* Exercise requirements *
Enter every row below into a Markdown table with the columns No and Line, numbering the rows in order and skipping blank lines. Leave the pictures out of the answer.

* Given data *
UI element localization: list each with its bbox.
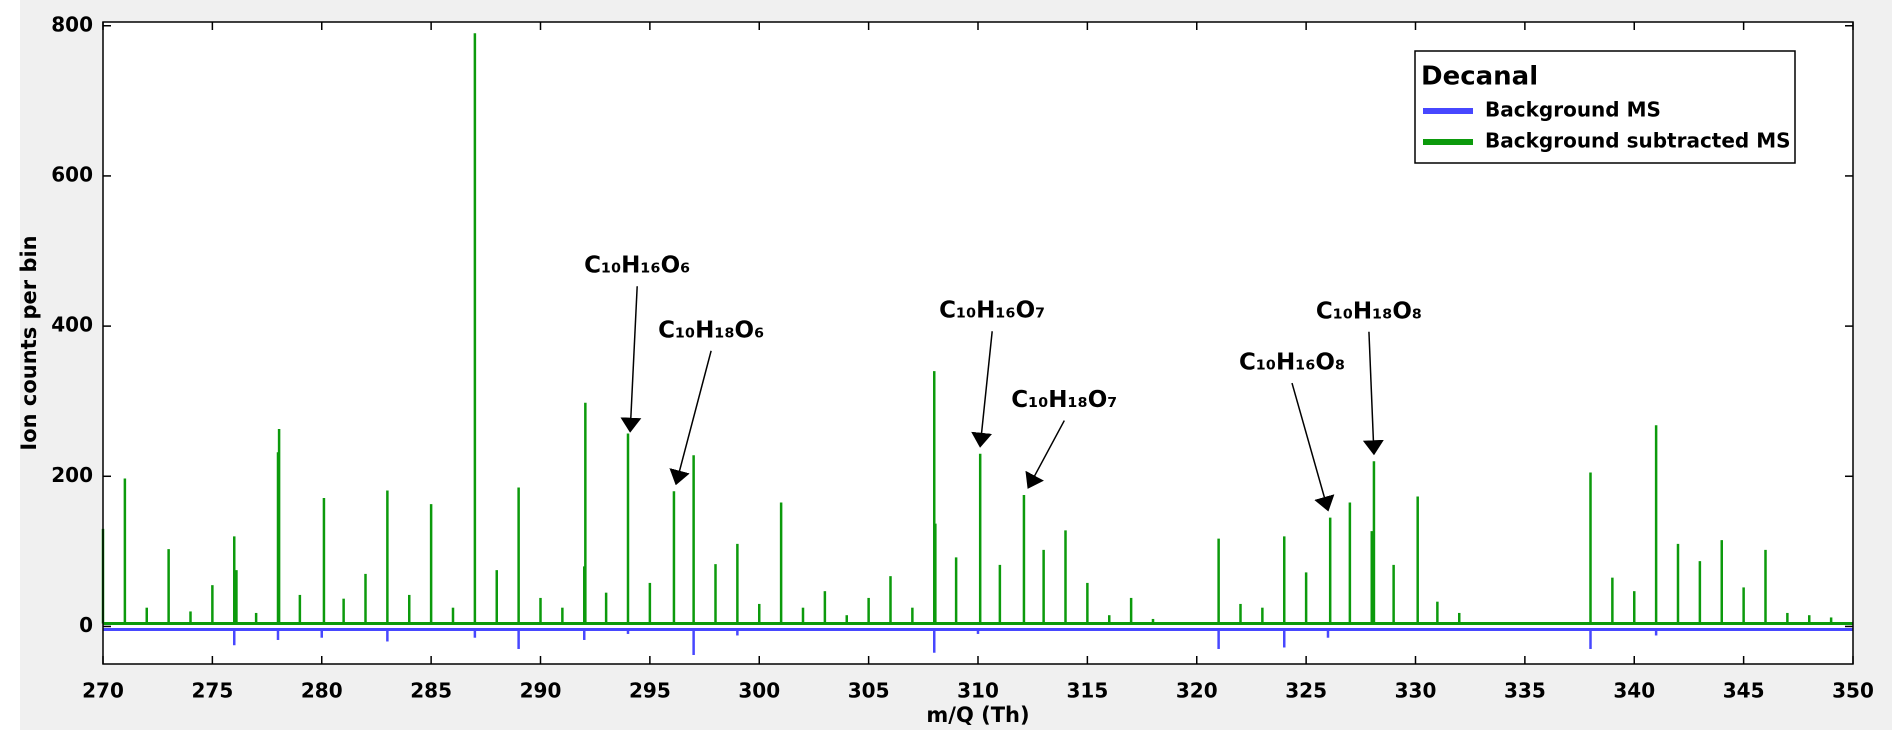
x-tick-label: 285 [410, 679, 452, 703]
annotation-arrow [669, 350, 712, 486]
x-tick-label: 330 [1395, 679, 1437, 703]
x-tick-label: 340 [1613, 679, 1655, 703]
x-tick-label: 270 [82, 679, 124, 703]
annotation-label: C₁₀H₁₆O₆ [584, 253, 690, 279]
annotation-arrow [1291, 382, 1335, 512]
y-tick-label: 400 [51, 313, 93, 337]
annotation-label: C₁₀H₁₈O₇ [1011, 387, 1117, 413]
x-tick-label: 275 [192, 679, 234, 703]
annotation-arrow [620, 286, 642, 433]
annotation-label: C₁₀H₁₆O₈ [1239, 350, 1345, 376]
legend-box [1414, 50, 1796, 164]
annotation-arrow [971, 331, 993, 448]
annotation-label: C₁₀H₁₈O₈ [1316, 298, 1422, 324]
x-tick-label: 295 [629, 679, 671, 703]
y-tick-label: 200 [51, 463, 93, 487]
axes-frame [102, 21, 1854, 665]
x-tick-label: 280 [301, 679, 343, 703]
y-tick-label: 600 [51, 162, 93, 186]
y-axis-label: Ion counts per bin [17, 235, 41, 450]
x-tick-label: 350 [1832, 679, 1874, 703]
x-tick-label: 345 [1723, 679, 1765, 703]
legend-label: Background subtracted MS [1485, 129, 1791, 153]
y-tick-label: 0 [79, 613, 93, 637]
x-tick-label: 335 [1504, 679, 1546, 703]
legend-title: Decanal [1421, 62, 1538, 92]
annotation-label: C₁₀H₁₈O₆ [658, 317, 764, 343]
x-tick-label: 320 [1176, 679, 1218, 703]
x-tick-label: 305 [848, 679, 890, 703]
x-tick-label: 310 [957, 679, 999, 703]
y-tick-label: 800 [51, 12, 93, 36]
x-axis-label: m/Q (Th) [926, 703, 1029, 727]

* Expected answer *
| No | Line |
|---|---|
| 1 | UI element localization: list each with its bbox. |
| 2 | x-tick-label: 285 [410, 679, 452, 703] |
| 3 | annotation-arrow [669, 350, 712, 486] |
| 4 | x-tick-label: 330 [1395, 679, 1437, 703] |
| 5 | x-tick-label: 340 [1613, 679, 1655, 703] |
| 6 | x-tick-label: 270 [82, 679, 124, 703] |
| 7 | annotation-label: C₁₀H₁₆O₆ [584, 253, 690, 279] |
| 8 | annotation-arrow [1291, 382, 1335, 512] |
| 9 | y-tick-label: 400 [51, 313, 93, 337] |
| 10 | annotation-label: C₁₀H₁₈O₇ [1011, 387, 1117, 413] |
| 11 | x-tick-label: 275 [192, 679, 234, 703] |
| 12 | annotation-arrow [620, 286, 642, 433] |
| 13 | annotation-label: C₁₀H₁₆O₈ [1239, 350, 1345, 376] |
| 14 | legend-box [1414, 50, 1796, 164] |
| 15 | annotation-arrow [971, 331, 993, 448] |
| 16 | annotation-label: C₁₀H₁₈O₈ [1316, 298, 1422, 324] |
| 17 | x-tick-label: 295 [629, 679, 671, 703] |
| 18 | y-tick-label: 200 [51, 463, 93, 487] |
| 19 | axes-frame [102, 21, 1854, 665] |
| 20 | x-tick-label: 280 [301, 679, 343, 703] |
| 21 | y-tick-label: 600 [51, 162, 93, 186] |
| 22 | y-axis-label: Ion counts per bin [17, 235, 41, 450] |
| 23 | x-tick-label: 350 [1832, 679, 1874, 703] |
| 24 | x-tick-label: 345 [1723, 679, 1765, 703] |
| 25 | legend-label: Background subtracted MS [1485, 129, 1791, 153] |
| 26 | y-tick-label: 0 [79, 613, 93, 637] |
| 27 | x-tick-label: 335 [1504, 679, 1546, 703] |
| 28 | legend-title: Decanal [1421, 62, 1538, 92] |
| 29 | annotation-label: C₁₀H₁₈O₆ [658, 317, 764, 343] |
| 30 | x-tick-label: 320 [1176, 679, 1218, 703] |
| 31 | x-tick-label: 305 [848, 679, 890, 703] |
| 32 | x-tick-label: 310 [957, 679, 999, 703] |
| 33 | y-tick-label: 800 [51, 12, 93, 36] |
| 34 | x-axis-label: m/Q (Th) [926, 703, 1029, 727] |